To be done:
Output each line of the material exactly as it stands.
---+---
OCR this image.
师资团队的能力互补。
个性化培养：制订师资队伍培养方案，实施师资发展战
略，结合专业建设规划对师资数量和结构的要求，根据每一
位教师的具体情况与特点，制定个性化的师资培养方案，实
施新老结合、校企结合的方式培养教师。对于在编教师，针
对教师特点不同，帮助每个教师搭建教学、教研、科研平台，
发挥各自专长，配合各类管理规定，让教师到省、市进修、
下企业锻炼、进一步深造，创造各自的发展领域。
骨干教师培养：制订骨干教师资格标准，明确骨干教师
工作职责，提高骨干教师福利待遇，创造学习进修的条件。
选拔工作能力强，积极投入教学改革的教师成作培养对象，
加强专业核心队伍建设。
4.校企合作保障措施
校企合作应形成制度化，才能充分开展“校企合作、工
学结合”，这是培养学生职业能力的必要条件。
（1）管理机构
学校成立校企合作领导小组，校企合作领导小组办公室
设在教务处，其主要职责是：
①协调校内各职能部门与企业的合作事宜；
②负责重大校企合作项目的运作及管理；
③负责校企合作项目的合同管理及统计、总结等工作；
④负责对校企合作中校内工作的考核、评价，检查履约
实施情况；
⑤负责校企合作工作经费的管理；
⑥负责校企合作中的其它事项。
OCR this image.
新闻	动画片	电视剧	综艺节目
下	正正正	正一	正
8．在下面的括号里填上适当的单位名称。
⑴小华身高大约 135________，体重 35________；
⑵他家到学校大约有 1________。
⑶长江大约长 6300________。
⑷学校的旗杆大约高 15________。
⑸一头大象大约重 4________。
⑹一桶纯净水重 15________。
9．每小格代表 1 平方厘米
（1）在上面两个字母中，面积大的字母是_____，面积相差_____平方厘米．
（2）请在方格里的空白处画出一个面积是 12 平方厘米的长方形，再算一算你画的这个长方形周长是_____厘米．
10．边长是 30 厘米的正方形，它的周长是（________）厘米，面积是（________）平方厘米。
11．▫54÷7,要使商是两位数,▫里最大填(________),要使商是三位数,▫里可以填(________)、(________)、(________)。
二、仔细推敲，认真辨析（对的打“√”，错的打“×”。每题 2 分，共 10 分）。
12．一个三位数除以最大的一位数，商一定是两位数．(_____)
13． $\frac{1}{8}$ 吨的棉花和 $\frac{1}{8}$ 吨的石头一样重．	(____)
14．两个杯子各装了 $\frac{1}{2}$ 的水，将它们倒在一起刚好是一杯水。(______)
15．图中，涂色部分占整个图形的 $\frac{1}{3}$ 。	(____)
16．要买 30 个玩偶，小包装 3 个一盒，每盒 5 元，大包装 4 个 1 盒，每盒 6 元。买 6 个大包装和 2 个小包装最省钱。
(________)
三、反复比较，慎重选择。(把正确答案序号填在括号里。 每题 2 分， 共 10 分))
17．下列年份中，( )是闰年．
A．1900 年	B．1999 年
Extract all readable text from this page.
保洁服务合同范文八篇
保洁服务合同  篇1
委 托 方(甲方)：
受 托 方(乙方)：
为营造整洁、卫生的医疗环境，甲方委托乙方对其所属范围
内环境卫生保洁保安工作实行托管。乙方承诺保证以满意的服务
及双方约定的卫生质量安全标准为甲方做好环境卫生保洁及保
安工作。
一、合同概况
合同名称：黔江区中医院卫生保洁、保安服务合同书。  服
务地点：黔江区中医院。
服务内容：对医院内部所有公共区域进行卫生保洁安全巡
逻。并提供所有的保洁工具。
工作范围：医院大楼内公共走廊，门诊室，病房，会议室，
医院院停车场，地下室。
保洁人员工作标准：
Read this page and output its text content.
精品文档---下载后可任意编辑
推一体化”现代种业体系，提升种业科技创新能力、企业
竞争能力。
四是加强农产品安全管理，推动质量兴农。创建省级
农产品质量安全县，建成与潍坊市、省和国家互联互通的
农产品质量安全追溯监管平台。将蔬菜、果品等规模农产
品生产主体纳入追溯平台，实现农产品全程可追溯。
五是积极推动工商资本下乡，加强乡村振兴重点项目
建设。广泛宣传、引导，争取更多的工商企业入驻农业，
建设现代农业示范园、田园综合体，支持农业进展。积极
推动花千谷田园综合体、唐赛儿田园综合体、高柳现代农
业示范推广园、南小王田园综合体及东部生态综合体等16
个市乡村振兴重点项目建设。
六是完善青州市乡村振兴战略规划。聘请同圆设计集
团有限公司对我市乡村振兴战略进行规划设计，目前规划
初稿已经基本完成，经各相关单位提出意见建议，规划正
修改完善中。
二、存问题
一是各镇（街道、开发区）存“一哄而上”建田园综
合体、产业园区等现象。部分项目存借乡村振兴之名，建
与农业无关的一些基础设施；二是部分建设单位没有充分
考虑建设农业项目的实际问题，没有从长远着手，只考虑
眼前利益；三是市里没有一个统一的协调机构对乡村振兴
---+---
Result of the task:
OCR this image.
师资团队的能力互补。
个性化培养：制订师资队伍培养方案，实施师资发展战
略，结合专业建设规划对师资数量和结构的要求，根据每一
位教师的具体情况与特点，制定个性化的师资培养方案，实
施新老结合、校企结合的方式培养教师。对于在编教师，针
对教师特点不同，帮助每个教师搭建教学、教研、科研平台，
发挥各自专长，配合各类管理规定，让教师到省、市进修、
下企业锻炼、进一步深造，创造各自的发展领域。
骨干教师培养：制订骨干教师资格标准，明确骨干教师
工作职责，提高骨干教师福利待遇，创造学习进修的条件。
选拔工作能力强，积极投入教学改革的教师成作培养对象，
加强专业核心队伍建设。
4.校企合作保障措施
校企合作应形成制度化，才能充分开展“校企合作、工
学结合”，这是培养学生职业能力的必要条件。
（1）管理机构
学校成立校企合作领导小组，校企合作领导小组办公室
设在教务处，其主要职责是：
①协调校内各职能部门与企业的合作事宜；
②负责重大校企合作项目的运作及管理；
③负责校企合作项目的合同管理及统计、总结等工作；
④负责对校企合作中校内工作的考核、评价，检查履约
实施情况；
⑤负责校企合作工作经费的管理；
⑥负责校企合作中的其它事项。
OCR this image.
新闻	动画片	电视剧	综艺节目
下	正正正	正一	正
8．在下面的括号里填上适当的单位名称。
⑴小华身高大约 135________，体重 35________；
⑵他家到学校大约有 1________。
⑶长江大约长 6300________。
⑷学校的旗杆大约高 15________。
⑸一头大象大约重 4________。
⑹一桶纯净水重 15________。
9．每小格代表 1 平方厘米
（1）在上面两个字母中，面积大的字母是_____，面积相差_____平方厘米．
（2）请在方格里的空白处画出一个面积是 12 平方厘米的长方形，再算一算你画的这个长方形周长是_____厘米．
10．边长是 30 厘米的正方形，它的周长是（________）厘米，面积是（________）平方厘米。
11．▫54÷7,要使商是两位数,▫里最大填(________),要使商是三位数,▫里可以填(________)、(________)、(________)。
二、仔细推敲，认真辨析（对的打“√”，错的打“×”。每题 2 分，共 10 分）。
12．一个三位数除以最大的一位数，商一定是两位数．(_____)
13． $\frac{1}{8}$ 吨的棉花和 $\frac{1}{8}$ 吨的石头一样重．	(____)
14．两个杯子各装了 $\frac{1}{2}$ 的水，将它们倒在一起刚好是一杯水。(______)
15．图中，涂色部分占整个图形的 $\frac{1}{3}$ 。	(____)
16．要买 30 个玩偶，小包装 3 个一盒，每盒 5 元，大包装 4 个 1 盒，每盒 6 元。买 6 个大包装和 2 个小包装最省钱。
(________)
三、反复比较，慎重选择。(把正确答案序号填在括号里。 每题 2 分， 共 10 分))
17．下列年份中，( )是闰年．
A．1900 年	B．1999 年
Extract all readable text from this page.
保洁服务合同范文八篇
保洁服务合同  篇1
委 托 方(甲方)：
受 托 方(乙方)：
为营造整洁、卫生的医疗环境，甲方委托乙方对其所属范围
内环境卫生保洁保安工作实行托管。乙方承诺保证以满意的服务
及双方约定的卫生质量安全标准为甲方做好环境卫生保洁及保
安工作。
一、合同概况
合同名称：黔江区中医院卫生保洁、保安服务合同书。  服
务地点：黔江区中医院。
服务内容：对医院内部所有公共区域进行卫生保洁安全巡
逻。并提供所有的保洁工具。
工作范围：医院大楼内公共走廊，门诊室，病房，会议室，
医院院停车场，地下室。
保洁人员工作标准：
Read this page and output its text content.
精品文档---下载后可任意编辑
推一体化”现代种业体系，提升种业科技创新能力、企业
竞争能力。
四是加强农产品安全管理，推动质量兴农。创建省级
农产品质量安全县，建成与潍坊市、省和国家互联互通的
农产品质量安全追溯监管平台。将蔬菜、果品等规模农产
品生产主体纳入追溯平台，实现农产品全程可追溯。
五是积极推动工商资本下乡，加强乡村振兴重点项目
建设。广泛宣传、引导，争取更多的工商企业入驻农业，
建设现代农业示范园、田园综合体，支持农业进展。积极
推动花千谷田园综合体、唐赛儿田园综合体、高柳现代农
业示范推广园、南小王田园综合体及东部生态综合体等16
个市乡村振兴重点项目建设。
六是完善青州市乡村振兴战略规划。聘请同圆设计集
团有限公司对我市乡村振兴战略进行规划设计，目前规划
初稿已经基本完成，经各相关单位提出意见建议，规划正
修改完善中。
二、存问题
一是各镇（街道、开发区）存“一哄而上”建田园综
合体、产业园区等现象。部分项目存借乡村振兴之名，建
与农业无关的一些基础设施；二是部分建设单位没有充分
考虑建设农业项目的实际问题，没有从长远着手，只考虑
眼前利益；三是市里没有一个统一的协调机构对乡村振兴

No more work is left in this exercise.